> Source records:
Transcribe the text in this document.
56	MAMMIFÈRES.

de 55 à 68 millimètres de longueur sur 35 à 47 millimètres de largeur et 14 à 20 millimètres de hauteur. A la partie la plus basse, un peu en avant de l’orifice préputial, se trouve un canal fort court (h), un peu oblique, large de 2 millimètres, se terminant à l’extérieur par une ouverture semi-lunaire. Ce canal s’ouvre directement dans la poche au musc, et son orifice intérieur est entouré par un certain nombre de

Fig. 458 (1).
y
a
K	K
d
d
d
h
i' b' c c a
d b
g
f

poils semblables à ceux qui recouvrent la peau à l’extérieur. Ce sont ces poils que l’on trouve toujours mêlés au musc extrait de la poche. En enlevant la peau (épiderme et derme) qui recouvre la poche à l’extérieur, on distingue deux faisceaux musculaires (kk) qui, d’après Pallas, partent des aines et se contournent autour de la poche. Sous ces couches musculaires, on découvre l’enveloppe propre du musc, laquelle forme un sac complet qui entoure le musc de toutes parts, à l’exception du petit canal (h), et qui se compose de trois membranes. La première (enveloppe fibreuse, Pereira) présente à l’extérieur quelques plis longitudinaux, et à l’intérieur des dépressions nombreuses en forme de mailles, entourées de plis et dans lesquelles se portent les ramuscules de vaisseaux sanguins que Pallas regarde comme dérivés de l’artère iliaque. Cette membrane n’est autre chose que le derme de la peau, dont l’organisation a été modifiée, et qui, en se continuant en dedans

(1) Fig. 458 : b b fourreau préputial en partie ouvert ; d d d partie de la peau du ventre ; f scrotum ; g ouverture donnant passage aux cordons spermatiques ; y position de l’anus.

> Stated problem:
Within the listing above, copy each line that has the string "préputial".

> Final result:
de 55 à 68 millimètres de longueur sur 35 à 47 millimètres de largeur et 14 à 20 millimètres de hauteur. A la partie la plus basse, un peu en avant de l’orifice préputial, se trouve un canal fort court (h), un peu oblique, large de 2 millimètres, se terminant à l’extérieur par une ouverture semi-lunaire. Ce canal s’ouvre directement dans la poche au musc, et son orifice intérieur est entouré par un certain nombre de
(1) Fig. 458 : b b fourreau préputial en partie ouvert ; d d d partie de la peau du ventre ; f scrotum ; g ouverture donnant passage aux cordons spermatiques ; y position de l’anus.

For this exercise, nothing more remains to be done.